Dataset listings of figures
^^^^
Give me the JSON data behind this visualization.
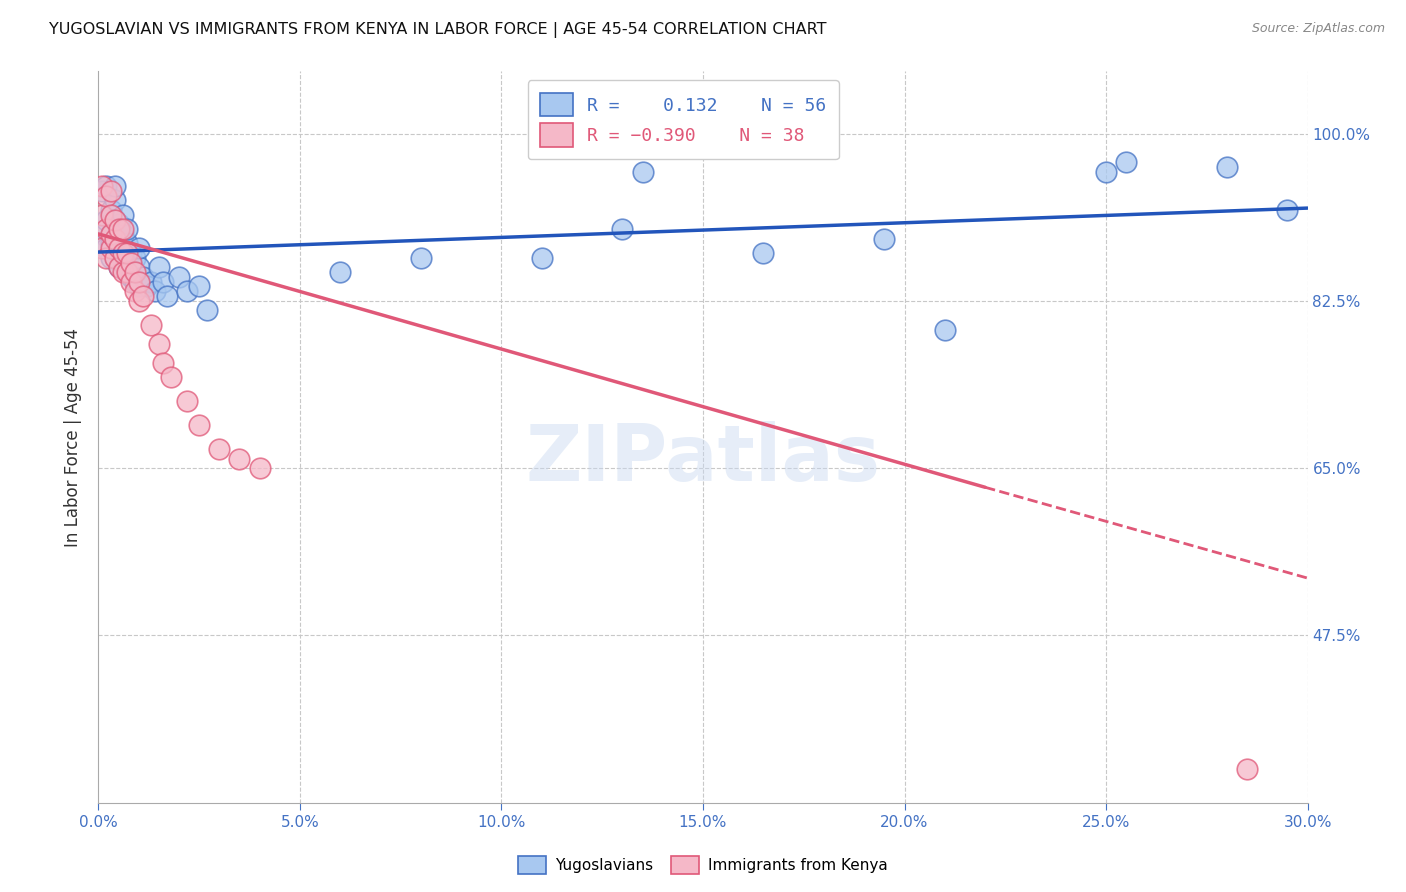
{
  "title": "YUGOSLAVIAN VS IMMIGRANTS FROM KENYA IN LABOR FORCE | AGE 45-54 CORRELATION CHART",
  "source": "Source: ZipAtlas.com",
  "ylabel": "In Labor Force | Age 45-54",
  "xlim": [
    0.0,
    0.3
  ],
  "ylim": [
    0.3,
    1.065
  ],
  "yticks": [
    0.475,
    0.65,
    0.825,
    1.0
  ],
  "ytick_labels": [
    "47.5%",
    "65.0%",
    "82.5%",
    "100.0%"
  ],
  "xticks": [
    0.0,
    0.05,
    0.1,
    0.15,
    0.2,
    0.25,
    0.3
  ],
  "xtick_labels": [
    "0.0%",
    "5.0%",
    "10.0%",
    "15.0%",
    "20.0%",
    "25.0%",
    "30.0%"
  ],
  "blue_R": 0.132,
  "blue_N": 56,
  "pink_R": -0.39,
  "pink_N": 38,
  "blue_color": "#a8c8f0",
  "pink_color": "#f5b8c8",
  "blue_edge_color": "#4472c4",
  "pink_edge_color": "#e05878",
  "blue_line_color": "#2255bb",
  "pink_line_color": "#e05878",
  "watermark": "ZIPatlas",
  "blue_line_x0": 0.0,
  "blue_line_y0": 0.876,
  "blue_line_x1": 0.3,
  "blue_line_y1": 0.922,
  "pink_line_x0": 0.0,
  "pink_line_y0": 0.895,
  "pink_line_solid_x1": 0.22,
  "pink_line_solid_y1": 0.63,
  "pink_line_dash_x1": 0.3,
  "pink_line_dash_y1": 0.535,
  "blue_scatter_x": [
    0.001,
    0.001,
    0.002,
    0.002,
    0.002,
    0.003,
    0.003,
    0.003,
    0.003,
    0.004,
    0.004,
    0.004,
    0.004,
    0.004,
    0.005,
    0.005,
    0.005,
    0.005,
    0.006,
    0.006,
    0.006,
    0.006,
    0.007,
    0.007,
    0.007,
    0.007,
    0.008,
    0.008,
    0.009,
    0.009,
    0.01,
    0.01,
    0.01,
    0.011,
    0.012,
    0.013,
    0.014,
    0.015,
    0.016,
    0.017,
    0.02,
    0.022,
    0.025,
    0.027,
    0.06,
    0.08,
    0.11,
    0.13,
    0.135,
    0.165,
    0.195,
    0.21,
    0.25,
    0.255,
    0.28,
    0.295
  ],
  "blue_scatter_y": [
    0.895,
    0.94,
    0.88,
    0.91,
    0.945,
    0.87,
    0.885,
    0.92,
    0.895,
    0.87,
    0.89,
    0.91,
    0.93,
    0.945,
    0.86,
    0.875,
    0.89,
    0.905,
    0.865,
    0.88,
    0.895,
    0.915,
    0.855,
    0.87,
    0.885,
    0.9,
    0.85,
    0.875,
    0.845,
    0.87,
    0.84,
    0.86,
    0.88,
    0.85,
    0.84,
    0.845,
    0.835,
    0.86,
    0.845,
    0.83,
    0.85,
    0.835,
    0.84,
    0.815,
    0.855,
    0.87,
    0.87,
    0.9,
    0.96,
    0.875,
    0.89,
    0.795,
    0.96,
    0.97,
    0.965,
    0.92
  ],
  "pink_scatter_x": [
    0.001,
    0.001,
    0.001,
    0.002,
    0.002,
    0.002,
    0.003,
    0.003,
    0.003,
    0.003,
    0.004,
    0.004,
    0.004,
    0.005,
    0.005,
    0.005,
    0.006,
    0.006,
    0.006,
    0.007,
    0.007,
    0.008,
    0.008,
    0.009,
    0.009,
    0.01,
    0.01,
    0.011,
    0.013,
    0.015,
    0.016,
    0.018,
    0.022,
    0.025,
    0.03,
    0.035,
    0.04,
    0.285
  ],
  "pink_scatter_y": [
    0.88,
    0.915,
    0.945,
    0.87,
    0.9,
    0.935,
    0.88,
    0.895,
    0.915,
    0.94,
    0.87,
    0.89,
    0.91,
    0.86,
    0.88,
    0.9,
    0.855,
    0.875,
    0.9,
    0.855,
    0.875,
    0.845,
    0.865,
    0.835,
    0.855,
    0.825,
    0.845,
    0.83,
    0.8,
    0.78,
    0.76,
    0.745,
    0.72,
    0.695,
    0.67,
    0.66,
    0.65,
    0.335
  ]
}
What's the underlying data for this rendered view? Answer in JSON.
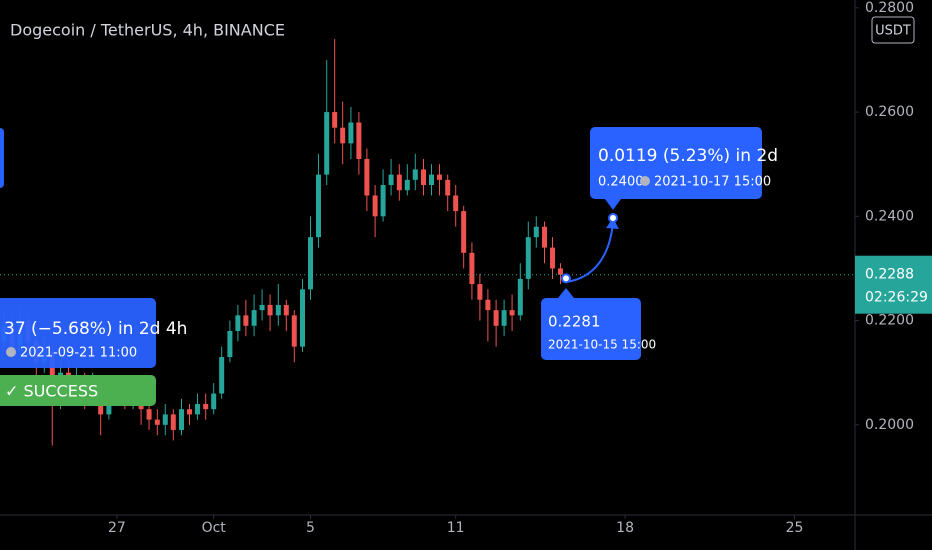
{
  "chart_data": {
    "type": "candlestick",
    "title": "Dogecoin / TetherUS, 4h, BINANCE",
    "currency": "USDT",
    "x": [
      22.33,
      22.67,
      23,
      23.33,
      23.67,
      24,
      24.33,
      24.67,
      25,
      25.33,
      25.67,
      26,
      26.33,
      26.67,
      27,
      27.33,
      27.67,
      28,
      28.33,
      28.67,
      29,
      29.33,
      29.67,
      30,
      30.33,
      30.67,
      31,
      31.33,
      31.67,
      32,
      32.33,
      32.67,
      33,
      33.33,
      33.67,
      34,
      34.33,
      34.67,
      35,
      35.33,
      35.67,
      36,
      36.33,
      36.67,
      37,
      37.33,
      37.67,
      38,
      38.33,
      38.67,
      39,
      39.33,
      39.67,
      40,
      40.33,
      40.67,
      41,
      41.33,
      41.67,
      42,
      42.33,
      42.67,
      43,
      43.33,
      43.67,
      44,
      44.33,
      44.67,
      45,
      45.33
    ],
    "open": [
      0.216,
      0.219,
      0.214,
      0.22,
      0.216,
      0.212,
      0.214,
      0.205,
      0.21,
      0.207,
      0.209,
      0.206,
      0.208,
      0.202,
      0.206,
      0.207,
      0.205,
      0.206,
      0.203,
      0.201,
      0.2,
      0.202,
      0.199,
      0.203,
      0.202,
      0.204,
      0.203,
      0.206,
      0.213,
      0.218,
      0.221,
      0.219,
      0.222,
      0.223,
      0.221,
      0.223,
      0.221,
      0.215,
      0.226,
      0.236,
      0.248,
      0.26,
      0.257,
      0.254,
      0.258,
      0.251,
      0.244,
      0.24,
      0.246,
      0.248,
      0.245,
      0.247,
      0.249,
      0.246,
      0.248,
      0.247,
      0.244,
      0.241,
      0.233,
      0.227,
      0.224,
      0.222,
      0.219,
      0.222,
      0.221,
      0.228,
      0.236,
      0.238,
      0.234,
      0.23
    ],
    "high": [
      0.222,
      0.221,
      0.223,
      0.222,
      0.218,
      0.217,
      0.215,
      0.212,
      0.212,
      0.211,
      0.21,
      0.21,
      0.209,
      0.208,
      0.209,
      0.208,
      0.208,
      0.207,
      0.204,
      0.203,
      0.204,
      0.203,
      0.205,
      0.204,
      0.206,
      0.206,
      0.208,
      0.215,
      0.22,
      0.223,
      0.224,
      0.225,
      0.226,
      0.225,
      0.227,
      0.224,
      0.222,
      0.228,
      0.24,
      0.252,
      0.27,
      0.274,
      0.262,
      0.261,
      0.26,
      0.253,
      0.246,
      0.249,
      0.251,
      0.25,
      0.25,
      0.252,
      0.251,
      0.25,
      0.25,
      0.248,
      0.246,
      0.242,
      0.235,
      0.229,
      0.226,
      0.224,
      0.224,
      0.225,
      0.231,
      0.239,
      0.24,
      0.239,
      0.236,
      0.231
    ],
    "low": [
      0.214,
      0.212,
      0.212,
      0.214,
      0.209,
      0.21,
      0.196,
      0.203,
      0.204,
      0.205,
      0.203,
      0.204,
      0.198,
      0.201,
      0.204,
      0.203,
      0.203,
      0.2,
      0.199,
      0.198,
      0.198,
      0.197,
      0.198,
      0.2,
      0.201,
      0.201,
      0.202,
      0.205,
      0.212,
      0.216,
      0.217,
      0.217,
      0.22,
      0.218,
      0.219,
      0.218,
      0.212,
      0.214,
      0.224,
      0.234,
      0.246,
      0.254,
      0.25,
      0.251,
      0.248,
      0.241,
      0.236,
      0.239,
      0.244,
      0.243,
      0.244,
      0.245,
      0.244,
      0.244,
      0.244,
      0.241,
      0.238,
      0.23,
      0.224,
      0.22,
      0.216,
      0.215,
      0.217,
      0.218,
      0.22,
      0.226,
      0.234,
      0.231,
      0.228,
      0.227
    ],
    "close": [
      0.219,
      0.214,
      0.22,
      0.216,
      0.212,
      0.214,
      0.205,
      0.21,
      0.207,
      0.209,
      0.206,
      0.208,
      0.202,
      0.206,
      0.207,
      0.205,
      0.206,
      0.203,
      0.201,
      0.2,
      0.202,
      0.199,
      0.203,
      0.202,
      0.204,
      0.203,
      0.206,
      0.213,
      0.218,
      0.221,
      0.219,
      0.222,
      0.223,
      0.221,
      0.223,
      0.221,
      0.215,
      0.226,
      0.236,
      0.248,
      0.26,
      0.257,
      0.254,
      0.258,
      0.251,
      0.244,
      0.24,
      0.246,
      0.248,
      0.245,
      0.247,
      0.249,
      0.246,
      0.248,
      0.247,
      0.244,
      0.241,
      0.233,
      0.227,
      0.224,
      0.222,
      0.219,
      0.222,
      0.221,
      0.228,
      0.236,
      0.238,
      0.234,
      0.23,
      0.2288
    ],
    "up_color": "#26a69a",
    "down_color": "#ef5350",
    "xlim": [
      22.17,
      57.5
    ],
    "xticks": [
      27,
      {
        "value": 31,
        "label": "Oct"
      },
      {
        "value": 35,
        "label": "5"
      },
      {
        "value": 41,
        "label": "11"
      },
      {
        "value": 48,
        "label": "18"
      },
      {
        "value": 55,
        "label": "25"
      }
    ],
    "ylim": [
      0.1827,
      0.2815
    ],
    "yticks": [
      {
        "value": 0.28,
        "label": "0.2800"
      },
      {
        "value": 0.26,
        "label": "0.2600"
      },
      {
        "value": 0.24,
        "label": "0.2400"
      },
      {
        "value": 0.22,
        "label": "0.2200"
      },
      {
        "value": 0.2,
        "label": "0.2000"
      }
    ],
    "last_price": 0.2288,
    "countdown": "02:26:29",
    "annotations": {
      "left_box": {
        "text": "37 (−5.68%) in 2d 4h",
        "date": "2021-09-21  11:00",
        "status": "✓ SUCCESS"
      },
      "measure": {
        "text": "0.0119 (5.23%) in 2d",
        "price": "0.2400",
        "date": "2021-10-17  15:00"
      },
      "point": {
        "price": 0.2281,
        "date": "2021-10-15 15:00"
      }
    }
  }
}
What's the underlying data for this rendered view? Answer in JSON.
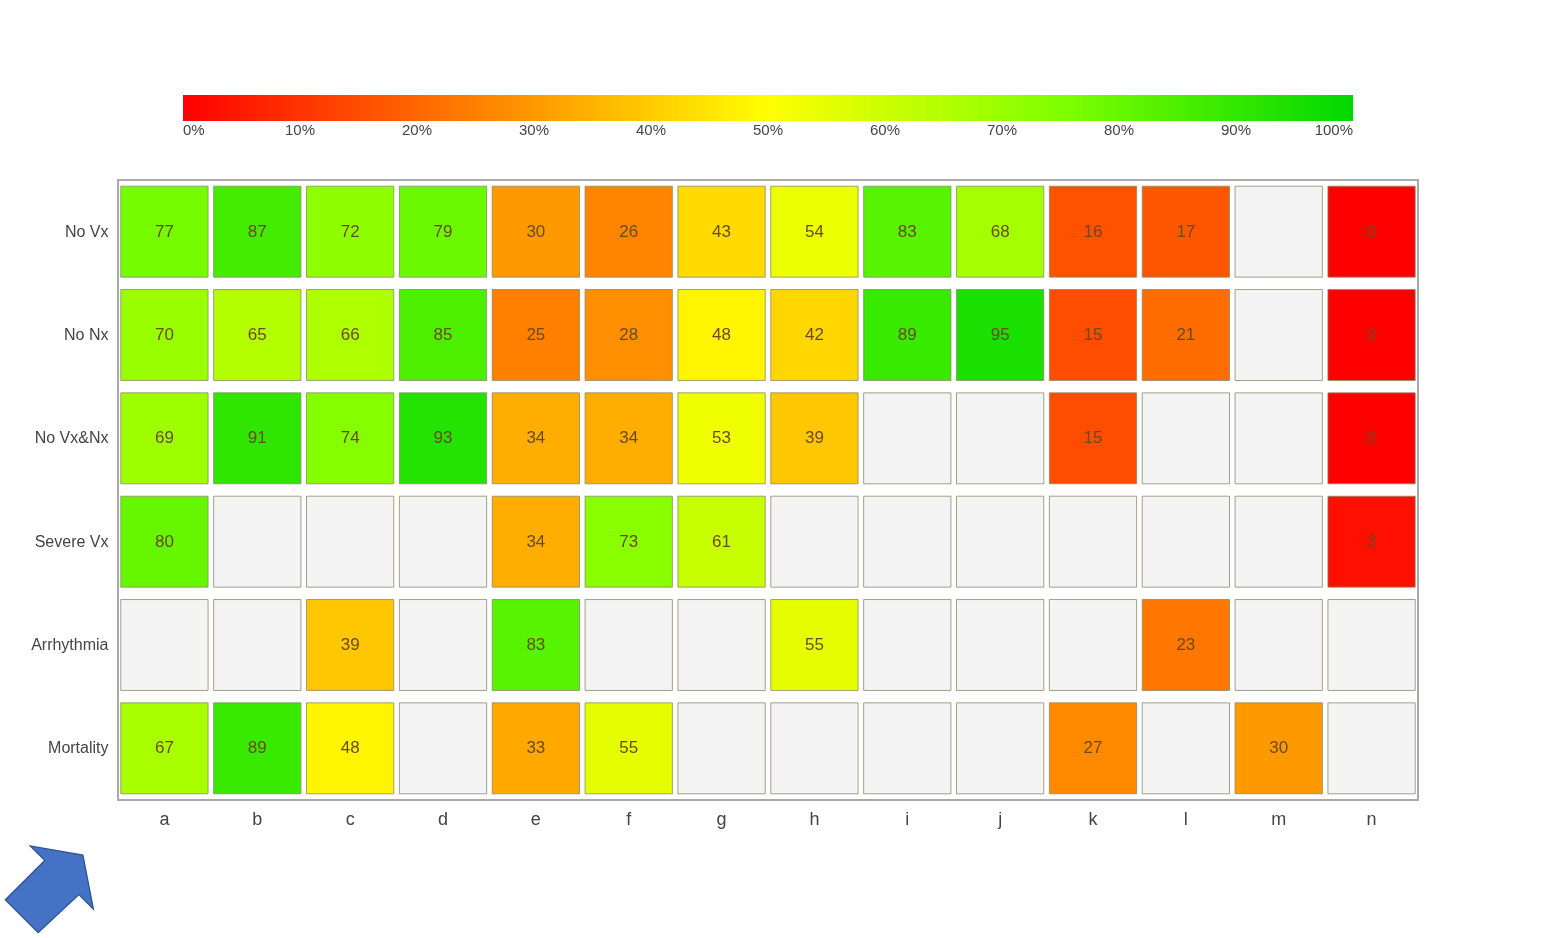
^^^^
REQUIREMENTS:
Gather each line in the data that holds the string "value".

RESPONSE:
        "value": 31,
        "value": 35,
        "value": 41,
        "value": 48,
        "value": 55,
        "value": 0.28,
        "value": 0.26,
        "value": 0.24,
        "value": 0.22,
        "value": 0.2,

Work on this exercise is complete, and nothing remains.